-- WORK TO COMPLETE --
From the entries that follow, extract each line holding the string "arcsec".

[Dataset rows]
[START]

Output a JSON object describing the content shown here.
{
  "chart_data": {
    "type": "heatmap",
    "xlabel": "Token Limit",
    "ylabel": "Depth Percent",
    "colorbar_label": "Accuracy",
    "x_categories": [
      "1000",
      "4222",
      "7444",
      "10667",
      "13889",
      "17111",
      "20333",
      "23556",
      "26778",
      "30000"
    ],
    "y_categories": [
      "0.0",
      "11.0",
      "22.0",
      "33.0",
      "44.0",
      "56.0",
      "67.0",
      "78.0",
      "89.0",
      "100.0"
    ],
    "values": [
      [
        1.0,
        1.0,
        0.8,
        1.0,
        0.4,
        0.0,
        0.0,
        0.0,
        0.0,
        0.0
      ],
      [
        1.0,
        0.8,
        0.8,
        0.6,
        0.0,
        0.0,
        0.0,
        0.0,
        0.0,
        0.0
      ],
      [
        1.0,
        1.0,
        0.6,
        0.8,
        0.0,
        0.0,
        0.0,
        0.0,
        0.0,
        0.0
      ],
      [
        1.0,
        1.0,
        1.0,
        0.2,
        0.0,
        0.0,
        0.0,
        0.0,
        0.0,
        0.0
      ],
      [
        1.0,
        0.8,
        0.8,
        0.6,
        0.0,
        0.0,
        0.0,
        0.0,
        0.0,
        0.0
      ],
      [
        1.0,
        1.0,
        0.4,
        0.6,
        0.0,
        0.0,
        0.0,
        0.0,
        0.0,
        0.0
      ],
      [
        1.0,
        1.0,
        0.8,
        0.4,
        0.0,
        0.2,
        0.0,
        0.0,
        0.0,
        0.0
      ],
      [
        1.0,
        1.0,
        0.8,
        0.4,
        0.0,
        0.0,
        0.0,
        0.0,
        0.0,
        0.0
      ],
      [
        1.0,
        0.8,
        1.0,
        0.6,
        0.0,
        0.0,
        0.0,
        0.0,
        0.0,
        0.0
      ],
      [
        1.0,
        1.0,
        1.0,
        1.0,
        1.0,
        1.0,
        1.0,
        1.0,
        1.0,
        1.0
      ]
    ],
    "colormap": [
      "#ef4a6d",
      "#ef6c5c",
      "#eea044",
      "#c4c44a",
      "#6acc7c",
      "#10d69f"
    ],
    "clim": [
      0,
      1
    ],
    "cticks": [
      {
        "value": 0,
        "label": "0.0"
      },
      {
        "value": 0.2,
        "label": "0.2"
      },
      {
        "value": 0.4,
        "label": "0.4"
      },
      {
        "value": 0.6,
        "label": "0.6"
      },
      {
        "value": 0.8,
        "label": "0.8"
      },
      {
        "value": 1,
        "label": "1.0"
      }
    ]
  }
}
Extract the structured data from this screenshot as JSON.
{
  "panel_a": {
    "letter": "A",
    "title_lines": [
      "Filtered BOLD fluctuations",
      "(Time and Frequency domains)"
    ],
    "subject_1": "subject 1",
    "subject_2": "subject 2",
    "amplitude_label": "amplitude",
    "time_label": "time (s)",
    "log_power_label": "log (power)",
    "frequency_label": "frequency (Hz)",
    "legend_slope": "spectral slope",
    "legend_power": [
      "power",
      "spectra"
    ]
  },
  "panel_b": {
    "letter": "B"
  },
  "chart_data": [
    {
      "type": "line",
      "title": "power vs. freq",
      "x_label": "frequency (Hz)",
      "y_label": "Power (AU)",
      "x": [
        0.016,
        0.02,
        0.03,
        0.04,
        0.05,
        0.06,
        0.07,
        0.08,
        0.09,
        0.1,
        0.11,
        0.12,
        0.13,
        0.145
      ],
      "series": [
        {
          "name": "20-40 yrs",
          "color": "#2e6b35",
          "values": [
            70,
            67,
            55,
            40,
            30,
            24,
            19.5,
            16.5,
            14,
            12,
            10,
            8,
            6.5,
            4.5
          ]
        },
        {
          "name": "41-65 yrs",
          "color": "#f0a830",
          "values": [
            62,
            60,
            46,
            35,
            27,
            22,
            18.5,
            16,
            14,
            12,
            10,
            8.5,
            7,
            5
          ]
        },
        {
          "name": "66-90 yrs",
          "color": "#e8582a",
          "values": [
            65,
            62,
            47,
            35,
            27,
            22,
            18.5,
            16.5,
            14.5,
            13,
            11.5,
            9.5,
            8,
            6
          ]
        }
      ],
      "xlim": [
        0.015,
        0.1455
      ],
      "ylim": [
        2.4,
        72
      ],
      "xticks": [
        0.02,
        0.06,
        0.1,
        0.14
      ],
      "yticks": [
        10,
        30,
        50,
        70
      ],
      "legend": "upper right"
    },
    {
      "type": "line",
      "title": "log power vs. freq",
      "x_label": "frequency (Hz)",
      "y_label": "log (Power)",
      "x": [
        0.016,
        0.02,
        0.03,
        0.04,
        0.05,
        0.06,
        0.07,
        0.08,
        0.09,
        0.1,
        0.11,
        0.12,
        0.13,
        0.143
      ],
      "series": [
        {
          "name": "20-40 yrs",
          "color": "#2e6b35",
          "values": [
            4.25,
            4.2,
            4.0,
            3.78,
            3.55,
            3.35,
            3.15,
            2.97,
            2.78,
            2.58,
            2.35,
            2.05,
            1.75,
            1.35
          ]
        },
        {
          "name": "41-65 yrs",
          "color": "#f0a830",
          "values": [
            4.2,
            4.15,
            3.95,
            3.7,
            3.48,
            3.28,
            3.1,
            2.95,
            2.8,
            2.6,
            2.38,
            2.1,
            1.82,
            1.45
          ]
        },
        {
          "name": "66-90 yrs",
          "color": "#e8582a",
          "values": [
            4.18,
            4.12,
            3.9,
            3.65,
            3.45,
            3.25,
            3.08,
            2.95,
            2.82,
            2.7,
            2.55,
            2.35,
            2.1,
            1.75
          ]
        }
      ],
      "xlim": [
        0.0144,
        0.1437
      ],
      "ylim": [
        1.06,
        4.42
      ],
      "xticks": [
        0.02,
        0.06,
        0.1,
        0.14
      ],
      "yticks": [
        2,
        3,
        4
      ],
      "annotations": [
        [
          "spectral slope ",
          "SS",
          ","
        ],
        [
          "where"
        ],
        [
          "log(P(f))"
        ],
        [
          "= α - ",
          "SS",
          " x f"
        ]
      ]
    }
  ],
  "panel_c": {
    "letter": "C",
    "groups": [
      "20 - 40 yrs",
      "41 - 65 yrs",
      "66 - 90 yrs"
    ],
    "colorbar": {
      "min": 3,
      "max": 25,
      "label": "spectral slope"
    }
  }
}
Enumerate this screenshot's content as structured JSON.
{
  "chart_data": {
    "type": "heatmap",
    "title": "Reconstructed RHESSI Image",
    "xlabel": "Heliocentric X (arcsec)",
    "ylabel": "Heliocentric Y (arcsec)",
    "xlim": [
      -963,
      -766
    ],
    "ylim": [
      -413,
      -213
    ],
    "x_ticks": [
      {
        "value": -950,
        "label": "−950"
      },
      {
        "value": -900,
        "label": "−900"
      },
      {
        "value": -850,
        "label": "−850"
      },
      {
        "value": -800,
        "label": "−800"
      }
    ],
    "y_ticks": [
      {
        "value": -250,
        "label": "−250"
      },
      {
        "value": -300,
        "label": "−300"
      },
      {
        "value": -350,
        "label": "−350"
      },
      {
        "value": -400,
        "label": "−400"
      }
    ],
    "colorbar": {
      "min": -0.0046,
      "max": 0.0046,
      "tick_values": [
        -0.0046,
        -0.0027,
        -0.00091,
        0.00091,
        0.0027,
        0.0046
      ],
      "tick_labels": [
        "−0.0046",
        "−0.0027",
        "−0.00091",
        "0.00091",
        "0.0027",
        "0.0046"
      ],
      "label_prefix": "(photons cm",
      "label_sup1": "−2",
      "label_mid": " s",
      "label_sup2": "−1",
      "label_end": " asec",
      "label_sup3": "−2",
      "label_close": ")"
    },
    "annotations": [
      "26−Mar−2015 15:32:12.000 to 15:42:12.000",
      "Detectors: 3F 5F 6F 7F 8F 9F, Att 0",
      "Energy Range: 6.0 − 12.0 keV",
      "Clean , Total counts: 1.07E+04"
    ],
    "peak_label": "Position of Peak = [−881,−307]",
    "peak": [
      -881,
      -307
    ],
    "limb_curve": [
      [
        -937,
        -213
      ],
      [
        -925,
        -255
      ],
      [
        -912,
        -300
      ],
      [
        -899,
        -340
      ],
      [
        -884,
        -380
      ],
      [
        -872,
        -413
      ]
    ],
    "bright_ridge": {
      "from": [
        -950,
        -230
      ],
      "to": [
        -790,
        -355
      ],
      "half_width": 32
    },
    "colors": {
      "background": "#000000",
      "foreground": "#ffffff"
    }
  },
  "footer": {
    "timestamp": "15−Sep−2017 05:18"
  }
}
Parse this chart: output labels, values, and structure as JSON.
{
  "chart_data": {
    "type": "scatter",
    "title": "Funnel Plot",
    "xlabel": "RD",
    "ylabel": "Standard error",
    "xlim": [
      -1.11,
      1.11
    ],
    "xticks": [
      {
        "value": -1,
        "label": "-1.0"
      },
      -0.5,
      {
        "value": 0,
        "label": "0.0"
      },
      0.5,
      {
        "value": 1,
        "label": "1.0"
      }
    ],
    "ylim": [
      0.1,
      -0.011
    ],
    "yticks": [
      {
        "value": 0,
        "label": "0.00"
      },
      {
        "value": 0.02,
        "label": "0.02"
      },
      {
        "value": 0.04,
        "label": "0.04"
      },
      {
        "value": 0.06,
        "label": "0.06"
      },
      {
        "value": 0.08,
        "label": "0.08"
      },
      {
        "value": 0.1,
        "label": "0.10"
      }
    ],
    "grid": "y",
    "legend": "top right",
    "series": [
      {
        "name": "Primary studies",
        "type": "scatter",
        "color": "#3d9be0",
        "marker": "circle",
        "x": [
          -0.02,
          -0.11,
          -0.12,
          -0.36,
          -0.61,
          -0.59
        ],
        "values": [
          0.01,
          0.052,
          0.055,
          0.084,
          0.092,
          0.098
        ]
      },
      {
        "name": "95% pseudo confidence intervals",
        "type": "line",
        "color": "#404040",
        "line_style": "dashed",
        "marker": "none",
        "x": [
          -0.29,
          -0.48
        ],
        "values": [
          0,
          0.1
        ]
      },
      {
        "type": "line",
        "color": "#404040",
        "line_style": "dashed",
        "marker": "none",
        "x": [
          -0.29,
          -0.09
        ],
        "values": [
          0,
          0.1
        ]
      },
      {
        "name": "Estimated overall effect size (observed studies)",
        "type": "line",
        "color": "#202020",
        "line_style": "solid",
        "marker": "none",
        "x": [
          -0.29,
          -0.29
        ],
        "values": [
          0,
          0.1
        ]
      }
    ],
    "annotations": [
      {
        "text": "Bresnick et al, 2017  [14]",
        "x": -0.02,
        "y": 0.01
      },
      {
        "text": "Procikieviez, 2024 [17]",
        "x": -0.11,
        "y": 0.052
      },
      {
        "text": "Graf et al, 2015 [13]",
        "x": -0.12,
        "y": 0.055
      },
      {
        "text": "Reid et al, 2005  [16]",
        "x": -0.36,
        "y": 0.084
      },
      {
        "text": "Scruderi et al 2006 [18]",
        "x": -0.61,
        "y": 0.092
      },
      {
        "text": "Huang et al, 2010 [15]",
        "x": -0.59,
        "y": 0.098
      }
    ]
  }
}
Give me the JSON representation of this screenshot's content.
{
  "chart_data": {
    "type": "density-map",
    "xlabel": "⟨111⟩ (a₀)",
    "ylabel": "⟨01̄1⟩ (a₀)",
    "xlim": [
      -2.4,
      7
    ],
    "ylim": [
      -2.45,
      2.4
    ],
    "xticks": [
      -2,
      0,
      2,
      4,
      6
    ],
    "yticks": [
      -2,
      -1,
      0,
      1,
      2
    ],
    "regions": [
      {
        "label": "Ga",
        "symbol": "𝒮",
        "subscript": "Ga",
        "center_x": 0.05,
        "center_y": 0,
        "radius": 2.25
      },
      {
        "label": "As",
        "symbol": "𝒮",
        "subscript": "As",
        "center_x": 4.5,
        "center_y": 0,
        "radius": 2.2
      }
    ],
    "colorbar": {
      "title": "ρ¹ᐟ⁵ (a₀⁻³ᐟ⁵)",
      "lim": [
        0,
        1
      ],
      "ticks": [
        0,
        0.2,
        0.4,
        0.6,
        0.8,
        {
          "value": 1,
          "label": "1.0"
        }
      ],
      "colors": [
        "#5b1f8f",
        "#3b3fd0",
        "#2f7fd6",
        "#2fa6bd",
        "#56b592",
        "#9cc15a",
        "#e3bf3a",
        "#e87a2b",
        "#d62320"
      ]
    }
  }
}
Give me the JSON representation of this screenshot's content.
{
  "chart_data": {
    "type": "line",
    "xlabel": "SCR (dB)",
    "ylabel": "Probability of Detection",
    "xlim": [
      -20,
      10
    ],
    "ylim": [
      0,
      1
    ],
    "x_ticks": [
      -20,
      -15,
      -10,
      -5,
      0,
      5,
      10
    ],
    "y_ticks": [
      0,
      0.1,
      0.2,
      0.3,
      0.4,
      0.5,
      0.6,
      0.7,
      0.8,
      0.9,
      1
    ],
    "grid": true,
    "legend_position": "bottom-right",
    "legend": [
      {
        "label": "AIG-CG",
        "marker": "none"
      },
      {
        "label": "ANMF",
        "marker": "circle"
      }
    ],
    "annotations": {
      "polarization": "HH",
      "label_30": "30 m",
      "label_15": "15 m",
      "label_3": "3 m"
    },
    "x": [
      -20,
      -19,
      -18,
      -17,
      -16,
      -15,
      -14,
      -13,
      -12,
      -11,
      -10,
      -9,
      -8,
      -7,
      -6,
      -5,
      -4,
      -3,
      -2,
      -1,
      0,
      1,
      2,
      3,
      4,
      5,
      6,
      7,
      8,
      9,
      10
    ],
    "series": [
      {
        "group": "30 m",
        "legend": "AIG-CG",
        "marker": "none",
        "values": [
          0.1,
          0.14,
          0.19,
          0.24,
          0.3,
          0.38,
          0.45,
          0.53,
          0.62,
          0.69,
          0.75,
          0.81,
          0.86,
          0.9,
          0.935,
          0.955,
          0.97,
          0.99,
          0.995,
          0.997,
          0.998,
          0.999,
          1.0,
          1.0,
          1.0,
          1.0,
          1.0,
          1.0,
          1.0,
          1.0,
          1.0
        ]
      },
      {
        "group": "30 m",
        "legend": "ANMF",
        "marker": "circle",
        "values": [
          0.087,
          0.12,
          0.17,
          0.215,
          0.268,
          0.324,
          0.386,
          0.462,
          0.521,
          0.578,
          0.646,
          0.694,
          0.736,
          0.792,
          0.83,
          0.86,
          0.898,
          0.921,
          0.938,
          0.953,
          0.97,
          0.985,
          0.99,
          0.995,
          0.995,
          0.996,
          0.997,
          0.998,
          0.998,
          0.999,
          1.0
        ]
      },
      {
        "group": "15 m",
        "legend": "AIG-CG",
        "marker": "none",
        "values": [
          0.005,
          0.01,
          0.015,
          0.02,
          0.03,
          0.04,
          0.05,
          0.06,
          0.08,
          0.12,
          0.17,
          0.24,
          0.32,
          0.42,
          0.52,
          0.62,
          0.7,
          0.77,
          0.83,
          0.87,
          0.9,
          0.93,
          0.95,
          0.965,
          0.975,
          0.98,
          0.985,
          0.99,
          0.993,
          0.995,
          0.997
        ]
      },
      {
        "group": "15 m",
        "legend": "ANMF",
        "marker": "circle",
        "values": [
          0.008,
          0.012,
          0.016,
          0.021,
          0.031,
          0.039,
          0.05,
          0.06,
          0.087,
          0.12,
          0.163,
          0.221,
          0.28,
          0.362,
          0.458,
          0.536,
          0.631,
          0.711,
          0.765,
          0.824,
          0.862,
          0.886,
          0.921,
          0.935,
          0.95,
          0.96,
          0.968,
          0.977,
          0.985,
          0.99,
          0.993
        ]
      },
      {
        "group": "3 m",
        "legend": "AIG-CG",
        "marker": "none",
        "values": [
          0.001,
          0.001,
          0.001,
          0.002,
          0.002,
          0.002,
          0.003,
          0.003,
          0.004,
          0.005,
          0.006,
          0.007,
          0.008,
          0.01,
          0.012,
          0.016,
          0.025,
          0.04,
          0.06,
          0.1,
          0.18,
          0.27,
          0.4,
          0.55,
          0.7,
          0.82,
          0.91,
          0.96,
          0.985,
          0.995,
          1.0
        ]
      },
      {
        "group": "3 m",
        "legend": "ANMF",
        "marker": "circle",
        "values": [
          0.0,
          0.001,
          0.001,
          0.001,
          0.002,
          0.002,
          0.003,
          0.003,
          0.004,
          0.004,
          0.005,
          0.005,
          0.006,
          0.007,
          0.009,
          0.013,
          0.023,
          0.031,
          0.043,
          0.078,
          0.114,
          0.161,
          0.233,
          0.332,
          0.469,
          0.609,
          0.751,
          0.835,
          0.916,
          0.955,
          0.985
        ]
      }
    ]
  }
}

[END]

-- RESPONSE TO THE EXERCISE --
    "xlabel": "Heliocentric X (arcsec)",
    "ylabel": "Heliocentric Y (arcsec)",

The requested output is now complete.